• **Goal**:
Gather up the lines that contain "очаг".
** begin **
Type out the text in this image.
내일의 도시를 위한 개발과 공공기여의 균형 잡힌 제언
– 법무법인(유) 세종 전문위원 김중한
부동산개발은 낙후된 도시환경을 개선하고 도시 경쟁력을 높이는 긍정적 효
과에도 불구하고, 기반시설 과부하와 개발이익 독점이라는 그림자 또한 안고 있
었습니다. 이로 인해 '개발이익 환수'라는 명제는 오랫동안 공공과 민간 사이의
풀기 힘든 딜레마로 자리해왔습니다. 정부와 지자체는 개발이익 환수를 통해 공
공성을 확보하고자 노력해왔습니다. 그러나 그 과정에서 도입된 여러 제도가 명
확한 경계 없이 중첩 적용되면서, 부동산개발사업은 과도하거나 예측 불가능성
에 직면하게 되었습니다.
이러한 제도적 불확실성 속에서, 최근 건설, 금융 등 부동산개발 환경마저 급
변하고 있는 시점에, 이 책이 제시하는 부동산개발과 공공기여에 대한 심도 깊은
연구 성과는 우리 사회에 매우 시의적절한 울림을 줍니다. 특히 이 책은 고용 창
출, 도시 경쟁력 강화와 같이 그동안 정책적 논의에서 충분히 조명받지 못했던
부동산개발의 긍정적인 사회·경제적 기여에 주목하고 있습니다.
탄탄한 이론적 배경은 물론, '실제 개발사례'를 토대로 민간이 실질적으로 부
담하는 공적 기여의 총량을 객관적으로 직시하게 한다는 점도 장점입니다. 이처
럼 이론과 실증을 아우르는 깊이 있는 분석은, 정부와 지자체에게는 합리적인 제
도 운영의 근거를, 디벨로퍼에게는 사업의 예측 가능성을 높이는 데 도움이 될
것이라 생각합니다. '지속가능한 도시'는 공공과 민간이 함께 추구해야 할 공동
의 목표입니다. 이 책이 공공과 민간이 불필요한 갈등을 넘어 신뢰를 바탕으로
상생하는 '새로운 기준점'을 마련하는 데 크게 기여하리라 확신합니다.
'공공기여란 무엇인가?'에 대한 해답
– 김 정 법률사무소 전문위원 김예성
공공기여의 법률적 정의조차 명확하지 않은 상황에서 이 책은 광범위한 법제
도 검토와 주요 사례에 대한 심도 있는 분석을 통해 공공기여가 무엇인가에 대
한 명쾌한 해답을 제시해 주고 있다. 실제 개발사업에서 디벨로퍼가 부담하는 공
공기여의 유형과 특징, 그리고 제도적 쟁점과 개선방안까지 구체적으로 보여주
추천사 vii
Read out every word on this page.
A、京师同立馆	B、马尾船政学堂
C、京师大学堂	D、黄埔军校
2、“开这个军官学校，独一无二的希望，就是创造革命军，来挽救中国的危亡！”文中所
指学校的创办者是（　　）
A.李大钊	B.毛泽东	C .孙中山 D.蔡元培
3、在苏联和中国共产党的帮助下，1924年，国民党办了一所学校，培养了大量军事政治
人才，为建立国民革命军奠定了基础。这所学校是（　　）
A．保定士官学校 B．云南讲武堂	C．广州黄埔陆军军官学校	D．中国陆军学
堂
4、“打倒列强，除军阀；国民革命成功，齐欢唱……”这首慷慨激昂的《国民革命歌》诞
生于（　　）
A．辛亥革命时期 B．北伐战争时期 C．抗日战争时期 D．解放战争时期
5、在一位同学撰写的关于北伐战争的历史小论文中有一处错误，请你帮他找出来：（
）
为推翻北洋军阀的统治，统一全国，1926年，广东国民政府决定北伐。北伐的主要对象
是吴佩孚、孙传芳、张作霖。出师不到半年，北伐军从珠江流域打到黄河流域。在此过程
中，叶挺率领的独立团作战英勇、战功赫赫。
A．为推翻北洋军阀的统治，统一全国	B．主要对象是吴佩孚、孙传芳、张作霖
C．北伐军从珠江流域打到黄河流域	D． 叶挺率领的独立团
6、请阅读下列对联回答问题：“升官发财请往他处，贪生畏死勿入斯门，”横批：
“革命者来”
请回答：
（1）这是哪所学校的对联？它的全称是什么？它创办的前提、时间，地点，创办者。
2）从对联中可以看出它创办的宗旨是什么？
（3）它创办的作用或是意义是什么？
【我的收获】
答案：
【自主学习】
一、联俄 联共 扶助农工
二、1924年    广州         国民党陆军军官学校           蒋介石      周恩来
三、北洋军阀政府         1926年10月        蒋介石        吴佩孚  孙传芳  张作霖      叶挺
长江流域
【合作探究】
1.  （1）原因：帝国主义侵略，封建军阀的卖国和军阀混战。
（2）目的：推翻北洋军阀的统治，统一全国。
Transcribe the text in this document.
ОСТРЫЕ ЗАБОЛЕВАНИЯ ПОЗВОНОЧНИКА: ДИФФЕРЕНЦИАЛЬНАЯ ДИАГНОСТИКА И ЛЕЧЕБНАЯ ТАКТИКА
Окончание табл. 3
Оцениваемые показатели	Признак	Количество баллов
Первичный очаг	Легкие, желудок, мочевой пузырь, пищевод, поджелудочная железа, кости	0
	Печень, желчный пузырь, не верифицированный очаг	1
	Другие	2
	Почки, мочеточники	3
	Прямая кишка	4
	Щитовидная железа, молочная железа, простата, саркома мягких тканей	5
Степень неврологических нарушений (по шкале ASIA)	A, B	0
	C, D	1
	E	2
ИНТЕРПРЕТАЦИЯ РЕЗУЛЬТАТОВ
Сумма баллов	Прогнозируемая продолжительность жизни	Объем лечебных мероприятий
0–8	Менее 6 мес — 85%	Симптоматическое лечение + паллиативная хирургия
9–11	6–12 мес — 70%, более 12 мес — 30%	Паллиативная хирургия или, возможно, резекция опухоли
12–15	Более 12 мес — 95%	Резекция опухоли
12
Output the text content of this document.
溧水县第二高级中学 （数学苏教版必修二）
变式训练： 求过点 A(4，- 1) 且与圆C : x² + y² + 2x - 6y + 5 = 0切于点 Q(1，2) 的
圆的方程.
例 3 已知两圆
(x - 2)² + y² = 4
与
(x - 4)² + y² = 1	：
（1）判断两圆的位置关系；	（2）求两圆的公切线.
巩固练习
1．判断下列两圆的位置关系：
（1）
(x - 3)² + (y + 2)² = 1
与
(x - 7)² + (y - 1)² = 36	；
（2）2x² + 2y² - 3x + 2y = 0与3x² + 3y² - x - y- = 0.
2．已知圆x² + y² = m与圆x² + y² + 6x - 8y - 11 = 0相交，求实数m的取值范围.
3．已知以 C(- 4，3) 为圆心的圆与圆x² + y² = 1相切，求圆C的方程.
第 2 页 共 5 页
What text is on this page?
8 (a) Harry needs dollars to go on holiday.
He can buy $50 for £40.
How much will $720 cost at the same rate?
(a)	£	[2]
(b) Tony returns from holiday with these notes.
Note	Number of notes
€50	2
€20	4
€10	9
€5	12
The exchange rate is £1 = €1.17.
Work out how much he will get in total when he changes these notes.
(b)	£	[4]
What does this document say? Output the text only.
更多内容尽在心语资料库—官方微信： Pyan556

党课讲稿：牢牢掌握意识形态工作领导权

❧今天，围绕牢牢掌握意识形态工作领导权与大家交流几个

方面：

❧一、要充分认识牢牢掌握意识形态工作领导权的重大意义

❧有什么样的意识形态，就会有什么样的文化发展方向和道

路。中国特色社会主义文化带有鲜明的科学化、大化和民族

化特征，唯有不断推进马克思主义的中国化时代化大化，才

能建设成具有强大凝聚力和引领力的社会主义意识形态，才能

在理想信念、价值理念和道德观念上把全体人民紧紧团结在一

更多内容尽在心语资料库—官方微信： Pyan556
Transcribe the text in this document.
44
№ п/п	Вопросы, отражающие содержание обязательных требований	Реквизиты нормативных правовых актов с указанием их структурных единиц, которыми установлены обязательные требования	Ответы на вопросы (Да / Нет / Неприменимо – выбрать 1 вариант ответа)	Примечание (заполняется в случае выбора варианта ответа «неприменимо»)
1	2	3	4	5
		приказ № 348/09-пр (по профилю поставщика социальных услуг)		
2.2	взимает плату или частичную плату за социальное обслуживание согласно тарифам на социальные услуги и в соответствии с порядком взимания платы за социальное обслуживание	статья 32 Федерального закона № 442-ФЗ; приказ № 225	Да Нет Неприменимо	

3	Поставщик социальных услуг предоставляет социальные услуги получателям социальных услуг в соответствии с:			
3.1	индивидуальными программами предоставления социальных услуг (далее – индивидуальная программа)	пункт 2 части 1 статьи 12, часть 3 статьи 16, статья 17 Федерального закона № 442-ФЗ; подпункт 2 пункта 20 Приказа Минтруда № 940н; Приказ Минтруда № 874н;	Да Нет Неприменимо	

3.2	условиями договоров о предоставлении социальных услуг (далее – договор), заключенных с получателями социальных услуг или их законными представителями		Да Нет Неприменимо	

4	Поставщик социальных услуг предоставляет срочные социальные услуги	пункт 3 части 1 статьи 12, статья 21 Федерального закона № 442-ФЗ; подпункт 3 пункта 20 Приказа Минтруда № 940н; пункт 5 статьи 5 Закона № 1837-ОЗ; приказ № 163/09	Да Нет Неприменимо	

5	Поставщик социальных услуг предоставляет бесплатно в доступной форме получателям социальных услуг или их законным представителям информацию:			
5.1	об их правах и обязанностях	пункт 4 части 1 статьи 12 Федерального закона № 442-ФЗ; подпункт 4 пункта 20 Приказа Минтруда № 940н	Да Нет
** end **
• **Written response**:
Первичный очаг	Легкие, желудок, мочевой пузырь, пищевод, поджелудочная железа, кости	0
	Печень, желчный пузырь, не верифицированный очаг	1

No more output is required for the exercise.